WRITTEN EXERCISE: Output all the data exactly. Pictures do not belong in the copy.
— Start EXERCISE INPUTS —
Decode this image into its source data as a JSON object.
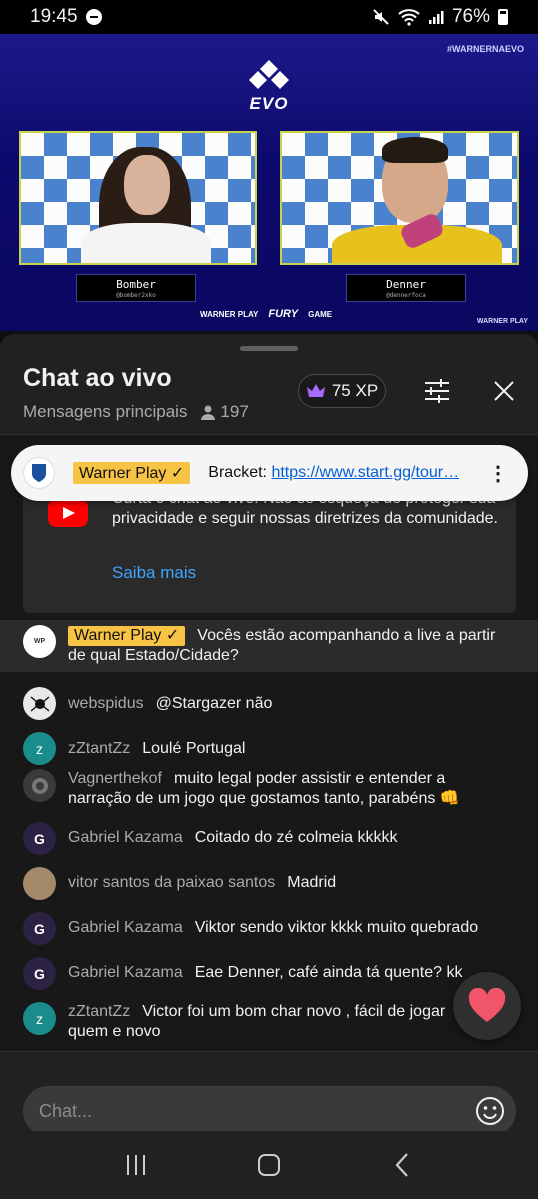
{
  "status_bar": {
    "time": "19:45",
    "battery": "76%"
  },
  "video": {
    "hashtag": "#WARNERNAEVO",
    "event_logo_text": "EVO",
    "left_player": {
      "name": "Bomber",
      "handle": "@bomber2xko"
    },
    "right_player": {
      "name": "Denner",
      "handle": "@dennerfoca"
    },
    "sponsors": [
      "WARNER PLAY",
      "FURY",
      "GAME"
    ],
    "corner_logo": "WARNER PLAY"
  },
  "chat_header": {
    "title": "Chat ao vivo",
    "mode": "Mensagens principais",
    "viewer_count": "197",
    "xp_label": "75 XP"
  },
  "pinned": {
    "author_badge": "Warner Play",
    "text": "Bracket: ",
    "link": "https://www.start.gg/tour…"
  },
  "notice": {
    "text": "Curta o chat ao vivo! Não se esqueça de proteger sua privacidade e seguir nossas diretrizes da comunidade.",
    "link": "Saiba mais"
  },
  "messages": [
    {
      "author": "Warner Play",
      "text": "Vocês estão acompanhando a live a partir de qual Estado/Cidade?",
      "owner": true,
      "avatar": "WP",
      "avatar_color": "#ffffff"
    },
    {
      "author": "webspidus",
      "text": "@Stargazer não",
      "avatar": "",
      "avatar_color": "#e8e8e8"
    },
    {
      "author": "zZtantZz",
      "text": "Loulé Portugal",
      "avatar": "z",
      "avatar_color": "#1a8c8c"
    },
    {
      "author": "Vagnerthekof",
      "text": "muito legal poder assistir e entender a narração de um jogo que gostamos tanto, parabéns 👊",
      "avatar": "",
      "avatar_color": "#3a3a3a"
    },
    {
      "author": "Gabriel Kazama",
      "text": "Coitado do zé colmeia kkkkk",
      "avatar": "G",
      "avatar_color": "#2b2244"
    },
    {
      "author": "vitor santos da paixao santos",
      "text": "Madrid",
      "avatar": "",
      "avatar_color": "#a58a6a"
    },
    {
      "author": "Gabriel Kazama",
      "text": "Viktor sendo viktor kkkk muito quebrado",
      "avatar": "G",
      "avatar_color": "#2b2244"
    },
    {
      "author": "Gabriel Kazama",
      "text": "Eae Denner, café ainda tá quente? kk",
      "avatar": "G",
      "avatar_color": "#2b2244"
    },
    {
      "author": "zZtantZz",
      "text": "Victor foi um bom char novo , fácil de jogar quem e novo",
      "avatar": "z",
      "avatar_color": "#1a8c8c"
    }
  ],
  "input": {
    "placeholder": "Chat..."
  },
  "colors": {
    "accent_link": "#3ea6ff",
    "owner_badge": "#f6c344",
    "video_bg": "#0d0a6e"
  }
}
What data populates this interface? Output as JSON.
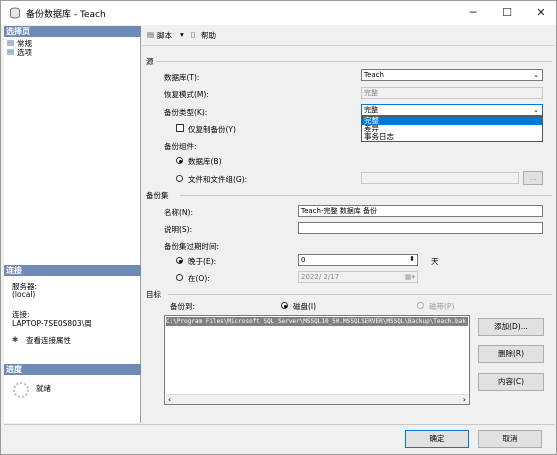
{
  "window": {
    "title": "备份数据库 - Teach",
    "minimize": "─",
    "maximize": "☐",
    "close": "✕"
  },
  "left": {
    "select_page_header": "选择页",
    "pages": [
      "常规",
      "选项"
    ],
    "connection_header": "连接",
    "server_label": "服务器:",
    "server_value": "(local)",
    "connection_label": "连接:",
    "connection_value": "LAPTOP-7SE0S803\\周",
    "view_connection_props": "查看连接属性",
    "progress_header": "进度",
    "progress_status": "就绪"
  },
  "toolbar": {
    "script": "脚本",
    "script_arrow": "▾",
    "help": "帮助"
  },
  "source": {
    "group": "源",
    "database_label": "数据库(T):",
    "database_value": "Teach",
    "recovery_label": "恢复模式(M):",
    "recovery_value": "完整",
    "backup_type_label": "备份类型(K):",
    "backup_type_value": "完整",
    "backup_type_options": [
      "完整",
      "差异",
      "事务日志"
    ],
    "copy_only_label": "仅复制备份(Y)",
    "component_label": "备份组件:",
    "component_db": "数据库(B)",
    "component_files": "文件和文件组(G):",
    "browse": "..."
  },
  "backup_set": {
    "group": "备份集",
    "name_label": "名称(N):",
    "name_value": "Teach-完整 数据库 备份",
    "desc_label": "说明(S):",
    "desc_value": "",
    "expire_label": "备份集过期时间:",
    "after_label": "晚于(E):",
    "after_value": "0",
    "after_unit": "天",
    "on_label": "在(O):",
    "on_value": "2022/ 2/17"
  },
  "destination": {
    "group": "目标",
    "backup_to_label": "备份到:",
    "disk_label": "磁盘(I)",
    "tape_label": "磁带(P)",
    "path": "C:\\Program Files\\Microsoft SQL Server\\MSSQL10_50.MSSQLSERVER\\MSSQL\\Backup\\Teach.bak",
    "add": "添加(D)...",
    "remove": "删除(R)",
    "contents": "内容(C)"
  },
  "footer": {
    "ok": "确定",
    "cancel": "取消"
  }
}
— End EXERCISE INPUTS —
WORKED ANSWER:
Decode this image into its source data as a JSON object.
{
  "status_bar": {
    "time": "19:45",
    "battery": "76%"
  },
  "video": {
    "hashtag": "#WARNERNAEVO",
    "event_logo_text": "EVO",
    "left_player": {
      "name": "Bomber",
      "handle": "@bomber2xko"
    },
    "right_player": {
      "name": "Denner",
      "handle": "@dennerfoca"
    },
    "sponsors": [
      "WARNER PLAY",
      "FURY",
      "GAME"
    ],
    "corner_logo": "WARNER PLAY"
  },
  "chat_header": {
    "title": "Chat ao vivo",
    "mode": "Mensagens principais",
    "viewer_count": "197",
    "xp_label": "75 XP"
  },
  "pinned": {
    "author_badge": "Warner Play",
    "text": "Bracket: ",
    "link": "https://www.start.gg/tour…"
  },
  "notice": {
    "text": "Curta o chat ao vivo! Não se esqueça de proteger sua privacidade e seguir nossas diretrizes da comunidade.",
    "link": "Saiba mais"
  },
  "messages": [
    {
      "author": "Warner Play",
      "text": "Vocês estão acompanhando a live a partir de qual Estado/Cidade?",
      "owner": true,
      "avatar": "WP",
      "avatar_color": "#ffffff"
    },
    {
      "author": "webspidus",
      "text": "@Stargazer não",
      "avatar": "",
      "avatar_color": "#e8e8e8"
    },
    {
      "author": "zZtantZz",
      "text": "Loulé Portugal",
      "avatar": "z",
      "avatar_color": "#1a8c8c"
    },
    {
      "author": "Vagnerthekof",
      "text": "muito legal poder assistir e entender a narração de um jogo que gostamos tanto, parabéns 👊",
      "avatar": "",
      "avatar_color": "#3a3a3a"
    },
    {
      "author": "Gabriel Kazama",
      "text": "Coitado do zé colmeia kkkkk",
      "avatar": "G",
      "avatar_color": "#2b2244"
    },
    {
      "author": "vitor santos da paixao santos",
      "text": "Madrid",
      "avatar": "",
      "avatar_color": "#a58a6a"
    },
    {
      "author": "Gabriel Kazama",
      "text": "Viktor sendo viktor kkkk muito quebrado",
      "avatar": "G",
      "avatar_color": "#2b2244"
    },
    {
      "author": "Gabriel Kazama",
      "text": "Eae Denner, café ainda tá quente? kk",
      "avatar": "G",
      "avatar_color": "#2b2244"
    },
    {
      "author": "zZtantZz",
      "text": "Victor foi um bom char novo , fácil de jogar quem e novo",
      "avatar": "z",
      "avatar_color": "#1a8c8c"
    }
  ],
  "input": {
    "placeholder": "Chat..."
  },
  "colors": {
    "accent_link": "#3ea6ff",
    "owner_badge": "#f6c344",
    "video_bg": "#0d0a6e"
  }
}
What data populates this interface? Output as JSON.
{
  "window": {
    "title": "备份数据库 - Teach",
    "minimize": "─",
    "maximize": "☐",
    "close": "✕"
  },
  "left": {
    "select_page_header": "选择页",
    "pages": [
      "常规",
      "选项"
    ],
    "connection_header": "连接",
    "server_label": "服务器:",
    "server_value": "(local)",
    "connection_label": "连接:",
    "connection_value": "LAPTOP-7SE0S803\\周",
    "view_connection_props": "查看连接属性",
    "progress_header": "进度",
    "progress_status": "就绪"
  },
  "toolbar": {
    "script": "脚本",
    "script_arrow": "▾",
    "help": "帮助"
  },
  "source": {
    "group": "源",
    "database_label": "数据库(T):",
    "database_value": "Teach",
    "recovery_label": "恢复模式(M):",
    "recovery_value": "完整",
    "backup_type_label": "备份类型(K):",
    "backup_type_value": "完整",
    "backup_type_options": [
      "完整",
      "差异",
      "事务日志"
    ],
    "copy_only_label": "仅复制备份(Y)",
    "component_label": "备份组件:",
    "component_db": "数据库(B)",
    "component_files": "文件和文件组(G):",
    "browse": "..."
  },
  "backup_set": {
    "group": "备份集",
    "name_label": "名称(N):",
    "name_value": "Teach-完整 数据库 备份",
    "desc_label": "说明(S):",
    "desc_value": "",
    "expire_label": "备份集过期时间:",
    "after_label": "晚于(E):",
    "after_value": "0",
    "after_unit": "天",
    "on_label": "在(O):",
    "on_value": "2022/ 2/17"
  },
  "destination": {
    "group": "目标",
    "backup_to_label": "备份到:",
    "disk_label": "磁盘(I)",
    "tape_label": "磁带(P)",
    "path": "C:\\Program Files\\Microsoft SQL Server\\MSSQL10_50.MSSQLSERVER\\MSSQL\\Backup\\Teach.bak",
    "add": "添加(D)...",
    "remove": "删除(R)",
    "contents": "内容(C)"
  },
  "footer": {
    "ok": "确定",
    "cancel": "取消"
  }
}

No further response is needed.